# [TEKS EKSTRAKSI]
Anggap Saja Saya Turis! Bagian 1
Hari
ini saya berjalan menelusuri kota Banda Aceh dengan berpura-pura sebagai turis.
Menganggap kalau saya tidak tahu apa-apa dan terus melihat kekiri dan kekanan
seperti anak kampung masuk kota.
Awalnya
saya dan beberapa teman berencana mengikuti seminar informatika di auditorium
FKIP Unsyiah. Namun seiring berjalannya waktu, mata saya semakin perih. Mungkin
ini efek karena belum juga menggunakan kacamata, butuh proses yang sulit untuk
benar-benar bisa melihat pemateri dan materinya dengan jelas. Juga karena
berhubung materi yang disampaikan ternyata mengenai bio-informatika, sayapun
akhirnya menyerah dan keluar dari ruangan auditorium. Sungguh saya agak kecewa.
Kemudian
saya berjalan hingga sampai ke depan gedung AAC Dayan Dawood. Terlihat banyak
papan bunga yang berjejer. Dari sejumlah papan yang saya lihat, saya bisa
mengetahui kalau hari ini sedang dilaksanakan acara wisuda Universitas
Muhammadiyah Banda Aceh.
Sebenarnya
saya hendak pergi kesebuah toko fotocopy untuk mencetak laporan kerja praktek. Tiba-tiba
sebuah Damri berhenti dipinggir jalan dan seketika keneknya keluar dari pintu
dan berkata,”kota dek! Kota!”
Sudah
lama saya tidak naik damri. Damri kini semakin langka dan saya sudah lama ingin
sekali naik damri. Setiap menunggu di halte selalu saja tidak lewat. Semacam menunggu
harapan palsu.

# [TUGAS 1]
Sebutkan semua nama fakultas, universitas, atau gedung yang disebut dalam tulisan tentang berjalan-jalan di Banda Aceh.
Teks di atas dan rekaman di bawah berasal dari sumber yang berbeda.

# [CUPLIKAN DATA]
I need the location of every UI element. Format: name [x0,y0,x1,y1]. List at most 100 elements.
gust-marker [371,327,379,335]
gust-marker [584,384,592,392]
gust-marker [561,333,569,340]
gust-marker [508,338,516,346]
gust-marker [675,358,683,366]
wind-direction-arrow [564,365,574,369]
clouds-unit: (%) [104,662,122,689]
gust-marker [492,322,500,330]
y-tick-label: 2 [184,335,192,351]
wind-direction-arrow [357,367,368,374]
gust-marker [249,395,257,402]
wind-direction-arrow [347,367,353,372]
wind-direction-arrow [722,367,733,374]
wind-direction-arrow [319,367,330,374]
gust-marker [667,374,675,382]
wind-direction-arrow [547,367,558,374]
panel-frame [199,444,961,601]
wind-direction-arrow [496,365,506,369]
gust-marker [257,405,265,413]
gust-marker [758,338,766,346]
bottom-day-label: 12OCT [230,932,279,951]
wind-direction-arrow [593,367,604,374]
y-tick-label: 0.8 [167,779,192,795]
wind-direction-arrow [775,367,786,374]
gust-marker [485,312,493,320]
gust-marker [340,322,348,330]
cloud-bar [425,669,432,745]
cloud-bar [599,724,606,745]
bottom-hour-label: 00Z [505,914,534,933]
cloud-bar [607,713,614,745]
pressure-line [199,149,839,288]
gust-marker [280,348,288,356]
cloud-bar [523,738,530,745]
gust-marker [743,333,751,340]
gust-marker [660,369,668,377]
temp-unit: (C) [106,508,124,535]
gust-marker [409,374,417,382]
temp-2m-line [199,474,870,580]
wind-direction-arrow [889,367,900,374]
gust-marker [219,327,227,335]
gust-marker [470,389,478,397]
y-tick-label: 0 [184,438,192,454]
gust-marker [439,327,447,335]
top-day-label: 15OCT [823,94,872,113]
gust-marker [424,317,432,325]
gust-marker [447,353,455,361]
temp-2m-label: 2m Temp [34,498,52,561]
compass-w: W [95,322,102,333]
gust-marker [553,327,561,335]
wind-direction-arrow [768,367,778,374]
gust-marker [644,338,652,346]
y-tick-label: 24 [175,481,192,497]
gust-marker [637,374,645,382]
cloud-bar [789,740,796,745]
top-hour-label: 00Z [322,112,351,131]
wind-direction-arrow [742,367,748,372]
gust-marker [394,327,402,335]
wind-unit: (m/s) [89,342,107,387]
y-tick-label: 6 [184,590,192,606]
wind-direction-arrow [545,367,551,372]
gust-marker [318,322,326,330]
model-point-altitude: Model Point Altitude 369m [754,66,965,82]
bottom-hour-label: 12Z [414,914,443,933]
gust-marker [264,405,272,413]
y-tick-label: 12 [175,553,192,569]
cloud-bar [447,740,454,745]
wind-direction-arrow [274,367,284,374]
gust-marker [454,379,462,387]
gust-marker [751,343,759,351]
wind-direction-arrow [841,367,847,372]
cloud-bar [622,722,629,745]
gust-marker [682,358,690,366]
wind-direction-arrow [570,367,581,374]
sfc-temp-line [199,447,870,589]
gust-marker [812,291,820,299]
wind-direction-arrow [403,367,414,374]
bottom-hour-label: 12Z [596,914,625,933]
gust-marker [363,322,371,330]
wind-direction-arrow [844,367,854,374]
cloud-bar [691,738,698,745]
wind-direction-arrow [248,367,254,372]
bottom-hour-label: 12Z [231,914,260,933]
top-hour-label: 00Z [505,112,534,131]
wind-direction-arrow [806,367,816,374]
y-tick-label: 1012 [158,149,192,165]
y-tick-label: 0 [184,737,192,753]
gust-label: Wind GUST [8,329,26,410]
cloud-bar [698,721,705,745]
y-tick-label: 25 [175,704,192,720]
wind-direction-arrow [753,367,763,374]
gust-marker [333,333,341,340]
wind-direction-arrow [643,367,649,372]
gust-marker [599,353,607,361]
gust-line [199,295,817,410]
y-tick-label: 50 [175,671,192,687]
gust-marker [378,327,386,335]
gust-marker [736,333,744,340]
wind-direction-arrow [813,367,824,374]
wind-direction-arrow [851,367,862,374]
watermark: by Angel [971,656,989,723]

# [TUGAS 2]
Perbarui rekaman dari awal sampai baris yang memuat "gust-marker [280,348,288,356]" dengan mengganti "wind-direction-arrow" menjadi "panah-arah-angin", lalu tuliskan kembali baris-baris itu saja tanpa perubahan lain.

# [HASIL LATIHAN 1]
FKIP Unsyiah, gedung AAC Dayan Dawood, Universitas Muhammadiyah Banda Aceh

# [HASIL LATIHAN 2]
I need the location of every UI element. Format: name [x0,y0,x1,y1]. List at most 100 elements.
gust-marker [371,327,379,335]
gust-marker [584,384,592,392]
gust-marker [561,333,569,340]
gust-marker [508,338,516,346]
gust-marker [675,358,683,366]
panah-arah-angin [564,365,574,369]
clouds-unit: (%) [104,662,122,689]
gust-marker [492,322,500,330]
y-tick-label: 2 [184,335,192,351]
panah-arah-angin [357,367,368,374]
gust-marker [249,395,257,402]
panah-arah-angin [347,367,353,372]
panah-arah-angin [722,367,733,374]
panah-arah-angin [319,367,330,374]
gust-marker [667,374,675,382]
panah-arah-angin [547,367,558,374]
panel-frame [199,444,961,601]
panah-arah-angin [496,365,506,369]
gust-marker [257,405,265,413]
gust-marker [758,338,766,346]
bottom-day-label: 12OCT [230,932,279,951]
panah-arah-angin [593,367,604,374]
y-tick-label: 0.8 [167,779,192,795]
panah-arah-angin [775,367,786,374]
gust-marker [485,312,493,320]
gust-marker [340,322,348,330]
cloud-bar [425,669,432,745]
cloud-bar [599,724,606,745]
bottom-hour-label: 00Z [505,914,534,933]
cloud-bar [607,713,614,745]
pressure-line [199,149,839,288]
gust-marker [280,348,288,356]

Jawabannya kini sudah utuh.